> Supplied records:
::::
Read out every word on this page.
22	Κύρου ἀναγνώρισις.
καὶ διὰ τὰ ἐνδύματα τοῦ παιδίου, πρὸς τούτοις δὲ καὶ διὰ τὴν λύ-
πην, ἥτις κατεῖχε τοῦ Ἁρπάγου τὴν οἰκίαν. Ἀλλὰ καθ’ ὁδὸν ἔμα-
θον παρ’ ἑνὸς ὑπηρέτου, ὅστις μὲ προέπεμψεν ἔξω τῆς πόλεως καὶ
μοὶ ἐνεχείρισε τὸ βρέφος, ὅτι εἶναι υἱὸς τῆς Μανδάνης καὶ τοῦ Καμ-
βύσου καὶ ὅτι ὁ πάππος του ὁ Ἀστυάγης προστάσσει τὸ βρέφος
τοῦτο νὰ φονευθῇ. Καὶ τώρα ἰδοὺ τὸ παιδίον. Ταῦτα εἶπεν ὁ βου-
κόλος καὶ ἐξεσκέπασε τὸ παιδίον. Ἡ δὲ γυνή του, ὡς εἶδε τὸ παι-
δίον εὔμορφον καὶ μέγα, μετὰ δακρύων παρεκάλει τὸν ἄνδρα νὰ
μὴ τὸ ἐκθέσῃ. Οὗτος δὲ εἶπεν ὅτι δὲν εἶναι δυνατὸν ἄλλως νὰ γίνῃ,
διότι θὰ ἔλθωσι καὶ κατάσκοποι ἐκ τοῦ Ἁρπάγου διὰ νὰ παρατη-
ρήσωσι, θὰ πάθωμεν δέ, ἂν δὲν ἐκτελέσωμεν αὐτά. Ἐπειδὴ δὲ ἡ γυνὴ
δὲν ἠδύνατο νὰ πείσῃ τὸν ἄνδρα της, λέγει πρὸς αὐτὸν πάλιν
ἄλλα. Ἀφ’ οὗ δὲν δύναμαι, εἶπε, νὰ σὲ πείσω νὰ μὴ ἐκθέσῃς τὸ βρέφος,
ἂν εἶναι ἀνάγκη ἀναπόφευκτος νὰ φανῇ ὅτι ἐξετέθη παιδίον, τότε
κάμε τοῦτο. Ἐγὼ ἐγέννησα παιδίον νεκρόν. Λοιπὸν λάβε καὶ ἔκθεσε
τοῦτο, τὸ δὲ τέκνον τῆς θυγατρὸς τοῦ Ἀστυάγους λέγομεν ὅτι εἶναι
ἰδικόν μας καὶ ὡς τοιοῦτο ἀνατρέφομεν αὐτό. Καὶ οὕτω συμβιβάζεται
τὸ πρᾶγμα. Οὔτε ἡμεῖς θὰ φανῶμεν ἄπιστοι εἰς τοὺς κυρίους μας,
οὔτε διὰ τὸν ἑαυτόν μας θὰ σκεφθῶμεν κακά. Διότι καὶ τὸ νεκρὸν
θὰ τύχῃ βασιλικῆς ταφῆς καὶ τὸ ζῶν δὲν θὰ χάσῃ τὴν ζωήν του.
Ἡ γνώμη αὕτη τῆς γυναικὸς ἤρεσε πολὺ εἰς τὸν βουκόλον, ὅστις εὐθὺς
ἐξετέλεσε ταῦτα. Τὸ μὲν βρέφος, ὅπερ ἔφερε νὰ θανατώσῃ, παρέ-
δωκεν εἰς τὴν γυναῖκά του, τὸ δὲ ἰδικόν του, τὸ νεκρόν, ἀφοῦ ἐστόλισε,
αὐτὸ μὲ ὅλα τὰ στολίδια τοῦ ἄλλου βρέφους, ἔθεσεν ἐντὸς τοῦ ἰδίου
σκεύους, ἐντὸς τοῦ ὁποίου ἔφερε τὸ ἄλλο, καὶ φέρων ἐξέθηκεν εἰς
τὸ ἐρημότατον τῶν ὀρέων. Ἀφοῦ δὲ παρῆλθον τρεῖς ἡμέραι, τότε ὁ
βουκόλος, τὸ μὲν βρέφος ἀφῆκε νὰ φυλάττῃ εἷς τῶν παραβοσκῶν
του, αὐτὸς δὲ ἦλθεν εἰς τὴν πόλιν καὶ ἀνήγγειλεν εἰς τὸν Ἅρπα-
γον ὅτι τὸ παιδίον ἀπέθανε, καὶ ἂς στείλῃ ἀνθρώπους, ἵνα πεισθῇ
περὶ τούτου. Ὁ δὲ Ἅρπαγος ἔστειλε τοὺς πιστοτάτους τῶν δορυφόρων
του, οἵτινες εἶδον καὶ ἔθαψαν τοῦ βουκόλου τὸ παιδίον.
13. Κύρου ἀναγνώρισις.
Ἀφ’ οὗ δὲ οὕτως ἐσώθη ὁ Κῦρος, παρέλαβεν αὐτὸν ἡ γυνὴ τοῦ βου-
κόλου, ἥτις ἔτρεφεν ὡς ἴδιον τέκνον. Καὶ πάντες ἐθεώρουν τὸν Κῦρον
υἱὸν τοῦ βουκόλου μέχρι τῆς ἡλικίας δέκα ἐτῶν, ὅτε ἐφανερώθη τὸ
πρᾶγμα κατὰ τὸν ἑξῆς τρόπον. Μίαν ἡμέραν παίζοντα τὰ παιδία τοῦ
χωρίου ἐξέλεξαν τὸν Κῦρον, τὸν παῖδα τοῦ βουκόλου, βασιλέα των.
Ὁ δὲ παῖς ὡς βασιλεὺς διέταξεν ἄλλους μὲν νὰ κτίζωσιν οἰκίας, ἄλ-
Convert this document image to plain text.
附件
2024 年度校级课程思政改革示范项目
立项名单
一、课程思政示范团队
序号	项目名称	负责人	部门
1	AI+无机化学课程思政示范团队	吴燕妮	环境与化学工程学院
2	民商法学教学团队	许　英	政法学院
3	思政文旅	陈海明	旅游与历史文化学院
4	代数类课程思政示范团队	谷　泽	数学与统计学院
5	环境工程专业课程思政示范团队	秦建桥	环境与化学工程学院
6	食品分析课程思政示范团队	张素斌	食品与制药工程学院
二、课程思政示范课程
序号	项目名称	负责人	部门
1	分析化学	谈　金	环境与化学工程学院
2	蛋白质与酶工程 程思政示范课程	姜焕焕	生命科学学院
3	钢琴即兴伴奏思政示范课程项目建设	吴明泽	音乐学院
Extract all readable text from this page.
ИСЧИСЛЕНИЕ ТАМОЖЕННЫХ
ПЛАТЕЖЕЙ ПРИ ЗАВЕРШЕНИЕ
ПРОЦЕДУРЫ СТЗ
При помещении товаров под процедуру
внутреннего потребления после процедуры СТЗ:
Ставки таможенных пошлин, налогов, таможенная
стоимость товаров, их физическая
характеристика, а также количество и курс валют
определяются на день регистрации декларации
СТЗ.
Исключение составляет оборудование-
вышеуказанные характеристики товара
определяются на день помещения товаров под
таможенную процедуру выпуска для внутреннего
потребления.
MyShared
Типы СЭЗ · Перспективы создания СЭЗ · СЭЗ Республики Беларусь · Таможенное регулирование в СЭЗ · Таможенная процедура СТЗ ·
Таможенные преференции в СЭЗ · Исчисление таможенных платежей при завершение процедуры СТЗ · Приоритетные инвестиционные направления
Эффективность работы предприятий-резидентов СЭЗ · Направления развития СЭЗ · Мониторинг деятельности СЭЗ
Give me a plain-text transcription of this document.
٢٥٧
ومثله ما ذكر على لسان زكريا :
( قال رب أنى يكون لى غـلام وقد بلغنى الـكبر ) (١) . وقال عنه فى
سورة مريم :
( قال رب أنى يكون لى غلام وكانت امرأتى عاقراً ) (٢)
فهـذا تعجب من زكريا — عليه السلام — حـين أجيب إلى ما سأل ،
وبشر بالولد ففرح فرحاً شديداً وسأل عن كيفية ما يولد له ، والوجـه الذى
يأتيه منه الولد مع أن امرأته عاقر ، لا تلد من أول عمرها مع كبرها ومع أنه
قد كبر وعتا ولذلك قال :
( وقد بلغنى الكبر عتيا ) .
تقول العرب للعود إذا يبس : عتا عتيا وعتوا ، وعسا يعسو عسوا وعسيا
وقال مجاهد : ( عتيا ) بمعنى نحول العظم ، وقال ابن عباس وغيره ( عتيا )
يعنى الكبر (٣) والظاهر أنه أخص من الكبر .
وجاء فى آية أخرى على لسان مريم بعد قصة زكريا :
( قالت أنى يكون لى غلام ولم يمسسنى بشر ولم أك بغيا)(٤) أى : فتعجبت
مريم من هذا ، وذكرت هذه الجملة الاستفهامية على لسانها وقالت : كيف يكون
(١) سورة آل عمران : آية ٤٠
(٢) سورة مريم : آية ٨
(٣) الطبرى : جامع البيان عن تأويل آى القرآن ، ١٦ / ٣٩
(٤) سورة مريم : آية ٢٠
::::
> What is expected: Gather up every line from the listing above in which the word "ἀναγνώρισις" occurs.

> Response to the task:
22	Κύρου ἀναγνώρισις.
13. Κύρου ἀναγνώρισις.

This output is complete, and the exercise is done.